◆ What to do
Reproduce the records. Keep every word exact and include no images.

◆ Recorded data

^^^^^^^^^^^^^^^^

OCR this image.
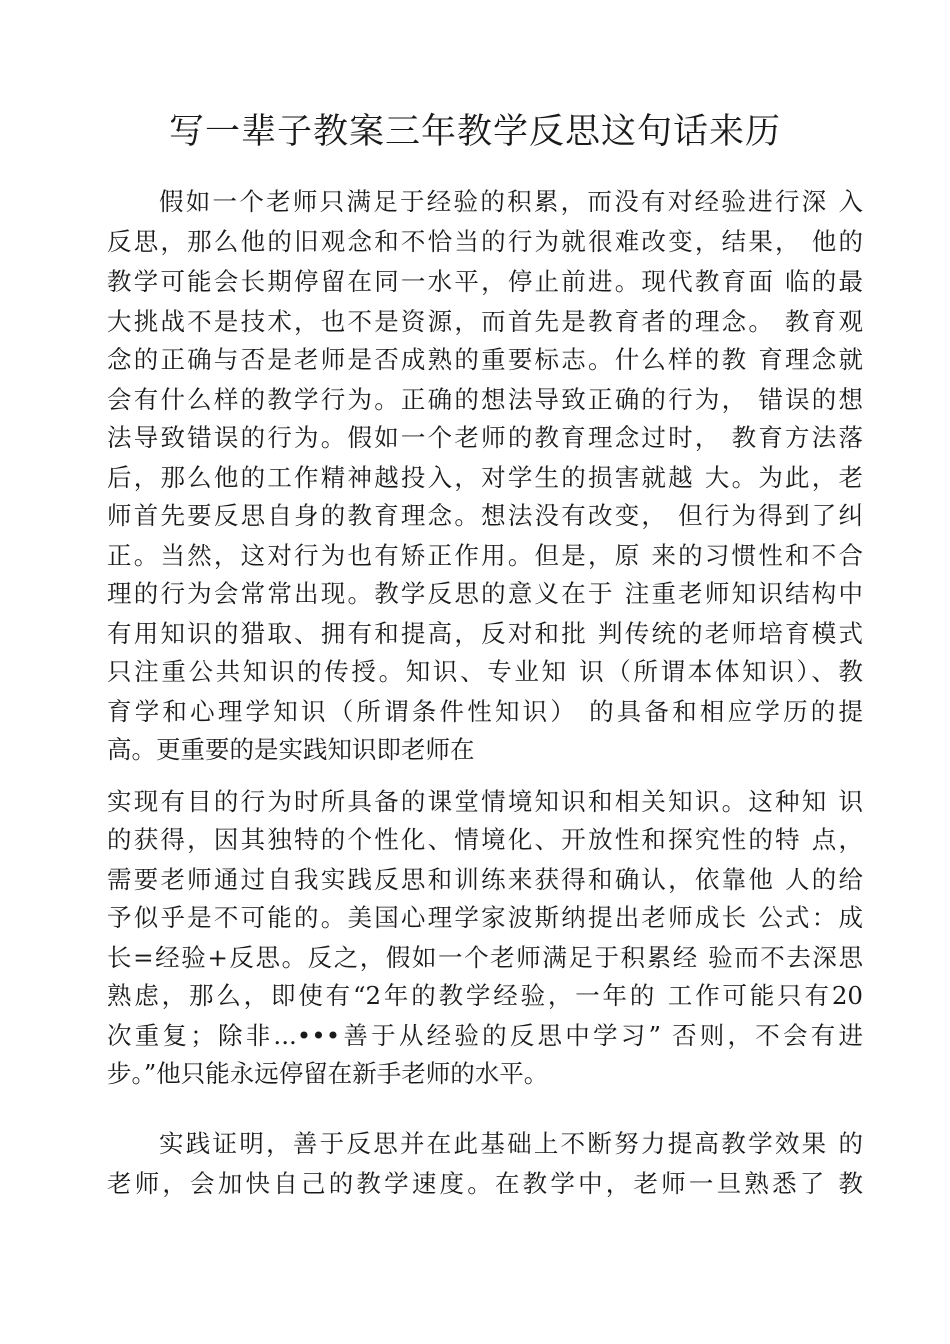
写一辈子教案三年教学反思这句话来历
假如一个老师只满足于经验的积累，而没有对经验进行深 入
反思，那么他的旧观念和不恰当的行为就很难改变，结果， 他的
教学可能会长期停留在同一水平，停止前进。现代教育面 临的最
大挑战不是技术，也不是资源，而首先是教育者的理念。 教育观
念的正确与否是老师是否成熟的重要标志。什么样的教 育理念就
会有什么样的教学行为。正确的想法导致正确的行为， 错误的想
法导致错误的行为。假如一个老师的教育理念过时， 教育方法落
后，那么他的工作精神越投入，对学生的损害就越 大。为此，老
师首先要反思自身的教育理念。想法没有改变， 但行为得到了纠
正。当然，这对行为也有矫正作用。但是，原 来的习惯性和不合
理的行为会常常出现。教学反思的意义在于 注重老师知识结构中
有用知识的猎取、拥有和提高，反对和批 判传统的老师培育模式
只注重公共知识的传授。知识、专业知 识（所谓本体知识）、教
育学和心理学知识（所谓条件性知识） 的具备和相应学历的提
高。更重要的是实践知识即老师在
实现有目的行为时所具备的课堂情境知识和相关知识。这种知 识
的获得，因其独特的个性化、情境化、开放性和探究性的特 点，
需要老师通过自我实践反思和训练来获得和确认，依靠他 人的给
予似乎是不可能的。美国心理学家波斯纳提出老师成长 公式：成
长=经验+反思。反之，假如一个老师满足于积累经 验而不去深思
熟虑，那么，即使有“2年的教学经验，一年的 工作可能只有20
次重复；除非...•••善于从经验的反思中学习” 否则，不会有进
步。”他只能永远停留在新手老师的水平。
实践证明，善于反思并在此基础上不断努力提高教学效果 的
老师，会加快自己的教学速度。在教学中，老师一旦熟悉了 教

^^^^^^^^^^^^^^^^

◆ Response
OCR this image.
写一辈子教案三年教学反思这句话来历
假如一个老师只满足于经验的积累，而没有对经验进行深 入
反思，那么他的旧观念和不恰当的行为就很难改变，结果， 他的
教学可能会长期停留在同一水平，停止前进。现代教育面 临的最
大挑战不是技术，也不是资源，而首先是教育者的理念。 教育观
念的正确与否是老师是否成熟的重要标志。什么样的教 育理念就
会有什么样的教学行为。正确的想法导致正确的行为， 错误的想
法导致错误的行为。假如一个老师的教育理念过时， 教育方法落
后，那么他的工作精神越投入，对学生的损害就越 大。为此，老
师首先要反思自身的教育理念。想法没有改变， 但行为得到了纠
正。当然，这对行为也有矫正作用。但是，原 来的习惯性和不合
理的行为会常常出现。教学反思的意义在于 注重老师知识结构中
有用知识的猎取、拥有和提高，反对和批 判传统的老师培育模式
只注重公共知识的传授。知识、专业知 识（所谓本体知识）、教
育学和心理学知识（所谓条件性知识） 的具备和相应学历的提
高。更重要的是实践知识即老师在
实现有目的行为时所具备的课堂情境知识和相关知识。这种知 识
的获得，因其独特的个性化、情境化、开放性和探究性的特 点，
需要老师通过自我实践反思和训练来获得和确认，依靠他 人的给
予似乎是不可能的。美国心理学家波斯纳提出老师成长 公式：成
长=经验+反思。反之，假如一个老师满足于积累经 验而不去深思
熟虑，那么，即使有“2年的教学经验，一年的 工作可能只有20
次重复；除非...•••善于从经验的反思中学习” 否则，不会有进
步。”他只能永远停留在新手老师的水平。
实践证明，善于反思并在此基础上不断努力提高教学效果 的
老师，会加快自己的教学速度。在教学中，老师一旦熟悉了 教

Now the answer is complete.